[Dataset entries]

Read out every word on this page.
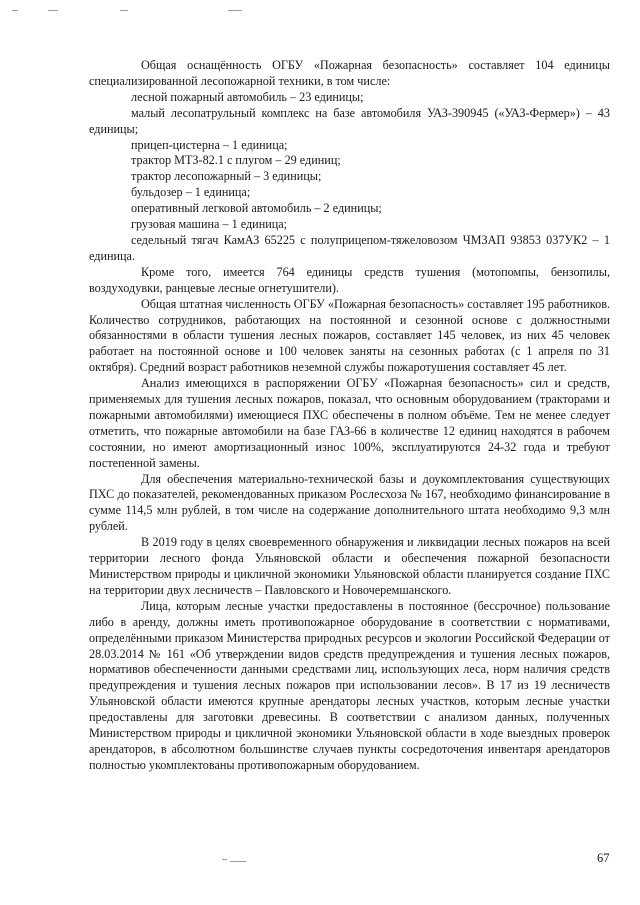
Общая оснащённость ОГБУ «Пожарная безопасность» составляет 104 единицы специализированной лесопожарной техники, в том числе:

лесной пожарный автомобиль – 23 единицы;

малый лесопатрульный комплекс на базе автомобиля УАЗ-390945 («УАЗ-Фермер») – 43 единицы;

прицеп-цистерна – 1 единица;

трактор МТЗ-82.1 с плугом – 29 единиц;

трактор лесопожарный – 3 единицы;

бульдозер – 1 единица;

оперативный легковой автомобиль – 2 единицы;

грузовая машина – 1 единица;

седельный тягач КамАЗ 65225 с полуприцепом-тяжеловозом ЧМЗАП 93853 037УК2 – 1 единица.

Кроме того, имеется 764 единицы средств тушения (мотопомпы, бензопилы, воздуходувки, ранцевые лесные огнетушители).

Общая штатная численность ОГБУ «Пожарная безопасность» составляет 195 работников. Количество сотрудников, работающих на постоянной и сезонной основе с должностными обязанностями в области тушения лесных пожаров, составляет 145 человек, из них 45 человек работает на постоянной основе и 100 человек заняты на сезонных работах (с 1 апреля по 31 октября). Средний возраст работников неземной службы пожаротушения составляет 45 лет.

Анализ имеющихся в распоряжении ОГБУ «Пожарная безопасность» сил и средств, применяемых для тушения лесных пожаров, показал, что основным оборудованием (тракторами и пожарными автомобилями) имеющиеся ПХС обеспечены в полном объёме. Тем не менее следует отметить, что пожарные автомобили на базе ГАЗ-66 в количестве 12 единиц находятся в рабочем состоянии, но имеют амортизационный износ 100%, эксплуатируются 24-32 года и требуют постепенной замены.

Для обеспечения материально-технической базы и доукомплектования существующих ПХС до показателей, рекомендованных приказом Рослесхоза № 167, необходимо финансирование в сумме 114,5 млн рублей, в том числе на содержание дополнительного штата необходимо 9,3 млн рублей.

В 2019 году в целях своевременного обнаружения и ликвидации лесных пожаров на всей территории лесного фонда Ульяновской области и обеспечения пожарной безопасности Министерством природы и цикличной экономики Ульяновской области планируется создание ПХС на территории двух лесничеств – Павловского и Новочеремшанского.

Лица, которым лесные участки предоставлены в постоянное (бессрочное) пользование либо в аренду, должны иметь противопожарное оборудование в соответствии с нормативами, определёнными приказом Министерства природных ресурсов и экологии Российской Федерации от 28.03.2014 № 161 «Об утверждении видов средств предупреждения и тушения лесных пожаров, нормативов обеспеченности данными средствами лиц, использующих леса, норм наличия средств предупреждения и тушения лесных пожаров при использовании лесов». В 17 из 19 лесничеств Ульяновской области имеются крупные арендаторы лесных участков, которым лесные участки предоставлены для заготовки древесины. В соответствии с анализом данных, полученных Министерством природы и цикличной экономики Ульяновской области в ходе выездных проверок арендаторов, в абсолютном большинстве случаев пункты сосредоточения инвентаря арендаторов полностью укомплектованы противопожарным оборудованием.

67
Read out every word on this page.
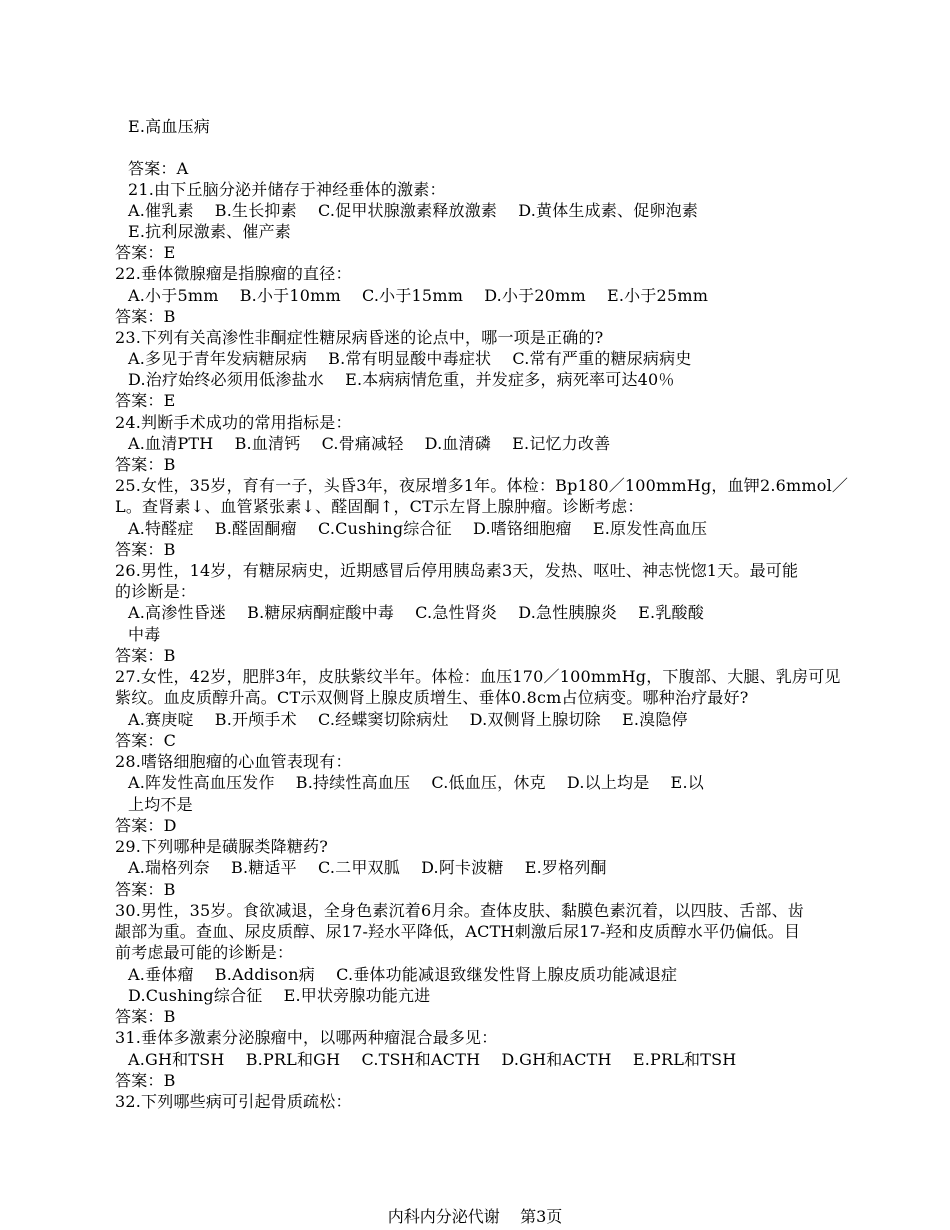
E.高血压病
答案：A
21.由下丘脑分泌并储存于神经垂体的激素：
A.催乳素    B.生长抑素    C.促甲状腺激素释放激素    D.黄体生成素、促卵泡素
E.抗利尿激素、催产素
答案：E
22.垂体微腺瘤是指腺瘤的直径：
A.小于5mm    B.小于10mm    C.小于15mm    D.小于20mm    E.小于25mm
答案：B
23.下列有关高渗性非酮症性糖尿病昏迷的论点中，哪一项是正确的?
A.多见于青年发病糖尿病    B.常有明显酸中毒症状    C.常有严重的糖尿病病史
D.治疗始终必须用低渗盐水    E.本病病情危重，并发症多，病死率可达40％
答案：E
24.判断手术成功的常用指标是：
A.血清PTH    B.血清钙    C.骨痛减轻    D.血清磷    E.记忆力改善
答案：B
25.女性，35岁，育有一子，头昏3年，夜尿增多1年。体检：Bp180／100mmHg，血钾2.6mmol／
L。查肾素↓、血管紧张素↓、醛固酮↑，CT示左肾上腺肿瘤。诊断考虑：
A.特醛症    B.醛固酮瘤    C.Cushing综合征    D.嗜铬细胞瘤    E.原发性高血压
答案：B
26.男性，14岁，有糖尿病史，近期感冒后停用胰岛素3天，发热、呕吐、神志恍惚1天。最可能
的诊断是：
A.高渗性昏迷    B.糖尿病酮症酸中毒    C.急性肾炎    D.急性胰腺炎    E.乳酸酸
中毒
答案：B
27.女性，42岁，肥胖3年，皮肤紫纹半年。体检：血压170／100mmHg，下腹部、大腿、乳房可见
紫纹。血皮质醇升高。CT示双侧肾上腺皮质增生、垂体0.8cm占位病变。哪种治疗最好?
A.赛庚啶    B.开颅手术    C.经蝶窦切除病灶    D.双侧肾上腺切除    E.溴隐停
答案：C
28.嗜铬细胞瘤的心血管表现有：
A.阵发性高血压发作    B.持续性高血压    C.低血压，休克    D.以上均是    E.以
上均不是
答案：D
29.下列哪种是磺脲类降糖药?
A.瑞格列奈    B.糖适平    C.二甲双胍    D.阿卡波糖    E.罗格列酮
答案：B
30.男性，35岁。食欲减退，全身色素沉着6月余。查体皮肤、黏膜色素沉着，以四肢、舌部、齿
龈部为重。查血、尿皮质醇、尿17-羟水平降低，ACTH刺激后尿17-羟和皮质醇水平仍偏低。目
前考虑最可能的诊断是：
A.垂体瘤    B.Addison病    C.垂体功能减退致继发性肾上腺皮质功能减退症
D.Cushing综合征    E.甲状旁腺功能亢进
答案：B
31.垂体多激素分泌腺瘤中，以哪两种瘤混合最多见：
A.GH和TSH    B.PRL和GH    C.TSH和ACTH    D.GH和ACTH    E.PRL和TSH
答案：B
32.下列哪些病可引起骨质疏松：
内科内分泌代谢    第3页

▸ Exercise task: Would you mind returning each entry above word for word, skipping the images?

▸ Right answer:
Read out every word on this page.
Общая оснащённость ОГБУ «Пожарная безопасность» составляет 104 единицы специализированной лесопожарной техники, в том числе:

лесной пожарный автомобиль – 23 единицы;

малый лесопатрульный комплекс на базе автомобиля УАЗ-390945 («УАЗ-Фермер») – 43 единицы;

прицеп-цистерна – 1 единица;

трактор МТЗ-82.1 с плугом – 29 единиц;

трактор лесопожарный – 3 единицы;

бульдозер – 1 единица;

оперативный легковой автомобиль – 2 единицы;

грузовая машина – 1 единица;

седельный тягач КамАЗ 65225 с полуприцепом-тяжеловозом ЧМЗАП 93853 037УК2 – 1 единица.

Кроме того, имеется 764 единицы средств тушения (мотопомпы, бензопилы, воздуходувки, ранцевые лесные огнетушители).

Общая штатная численность ОГБУ «Пожарная безопасность» составляет 195 работников. Количество сотрудников, работающих на постоянной и сезонной основе с должностными обязанностями в области тушения лесных пожаров, составляет 145 человек, из них 45 человек работает на постоянной основе и 100 человек заняты на сезонных работах (с 1 апреля по 31 октября). Средний возраст работников неземной службы пожаротушения составляет 45 лет.

Анализ имеющихся в распоряжении ОГБУ «Пожарная безопасность» сил и средств, применяемых для тушения лесных пожаров, показал, что основным оборудованием (тракторами и пожарными автомобилями) имеющиеся ПХС обеспечены в полном объёме. Тем не менее следует отметить, что пожарные автомобили на базе ГАЗ-66 в количестве 12 единиц находятся в рабочем состоянии, но имеют амортизационный износ 100%, эксплуатируются 24-32 года и требуют постепенной замены.

Для обеспечения материально-технической базы и доукомплектования существующих ПХС до показателей, рекомендованных приказом Рослесхоза № 167, необходимо финансирование в сумме 114,5 млн рублей, в том числе на содержание дополнительного штата необходимо 9,3 млн рублей.

В 2019 году в целях своевременного обнаружения и ликвидации лесных пожаров на всей территории лесного фонда Ульяновской области и обеспечения пожарной безопасности Министерством природы и цикличной экономики Ульяновской области планируется создание ПХС на территории двух лесничеств – Павловского и Новочеремшанского.

Лица, которым лесные участки предоставлены в постоянное (бессрочное) пользование либо в аренду, должны иметь противопожарное оборудование в соответствии с нормативами, определёнными приказом Министерства природных ресурсов и экологии Российской Федерации от 28.03.2014 № 161 «Об утверждении видов средств предупреждения и тушения лесных пожаров, нормативов обеспеченности данными средствами лиц, использующих леса, норм наличия средств предупреждения и тушения лесных пожаров при использовании лесов». В 17 из 19 лесничеств Ульяновской области имеются крупные арендаторы лесных участков, которым лесные участки предоставлены для заготовки древесины. В соответствии с анализом данных, полученных Министерством природы и цикличной экономики Ульяновской области в ходе выездных проверок арендаторов, в абсолютном большинстве случаев пункты сосредоточения инвентаря арендаторов полностью укомплектованы противопожарным оборудованием.

67
Read out every word on this page.
E.高血压病
答案：A
21.由下丘脑分泌并储存于神经垂体的激素：
A.催乳素    B.生长抑素    C.促甲状腺激素释放激素    D.黄体生成素、促卵泡素
E.抗利尿激素、催产素
答案：E
22.垂体微腺瘤是指腺瘤的直径：
A.小于5mm    B.小于10mm    C.小于15mm    D.小于20mm    E.小于25mm
答案：B
23.下列有关高渗性非酮症性糖尿病昏迷的论点中，哪一项是正确的?
A.多见于青年发病糖尿病    B.常有明显酸中毒症状    C.常有严重的糖尿病病史
D.治疗始终必须用低渗盐水    E.本病病情危重，并发症多，病死率可达40％
答案：E
24.判断手术成功的常用指标是：
A.血清PTH    B.血清钙    C.骨痛减轻    D.血清磷    E.记忆力改善
答案：B
25.女性，35岁，育有一子，头昏3年，夜尿增多1年。体检：Bp180／100mmHg，血钾2.6mmol／
L。查肾素↓、血管紧张素↓、醛固酮↑，CT示左肾上腺肿瘤。诊断考虑：
A.特醛症    B.醛固酮瘤    C.Cushing综合征    D.嗜铬细胞瘤    E.原发性高血压
答案：B
26.男性，14岁，有糖尿病史，近期感冒后停用胰岛素3天，发热、呕吐、神志恍惚1天。最可能
的诊断是：
A.高渗性昏迷    B.糖尿病酮症酸中毒    C.急性肾炎    D.急性胰腺炎    E.乳酸酸
中毒
答案：B
27.女性，42岁，肥胖3年，皮肤紫纹半年。体检：血压170／100mmHg，下腹部、大腿、乳房可见
紫纹。血皮质醇升高。CT示双侧肾上腺皮质增生、垂体0.8cm占位病变。哪种治疗最好?
A.赛庚啶    B.开颅手术    C.经蝶窦切除病灶    D.双侧肾上腺切除    E.溴隐停
答案：C
28.嗜铬细胞瘤的心血管表现有：
A.阵发性高血压发作    B.持续性高血压    C.低血压，休克    D.以上均是    E.以
上均不是
答案：D
29.下列哪种是磺脲类降糖药?
A.瑞格列奈    B.糖适平    C.二甲双胍    D.阿卡波糖    E.罗格列酮
答案：B
30.男性，35岁。食欲减退，全身色素沉着6月余。查体皮肤、黏膜色素沉着，以四肢、舌部、齿
龈部为重。查血、尿皮质醇、尿17-羟水平降低，ACTH刺激后尿17-羟和皮质醇水平仍偏低。目
前考虑最可能的诊断是：
A.垂体瘤    B.Addison病    C.垂体功能减退致继发性肾上腺皮质功能减退症
D.Cushing综合征    E.甲状旁腺功能亢进
答案：B
31.垂体多激素分泌腺瘤中，以哪两种瘤混合最多见：
A.GH和TSH    B.PRL和GH    C.TSH和ACTH    D.GH和ACTH    E.PRL和TSH
答案：B
32.下列哪些病可引起骨质疏松：
内科内分泌代谢    第3页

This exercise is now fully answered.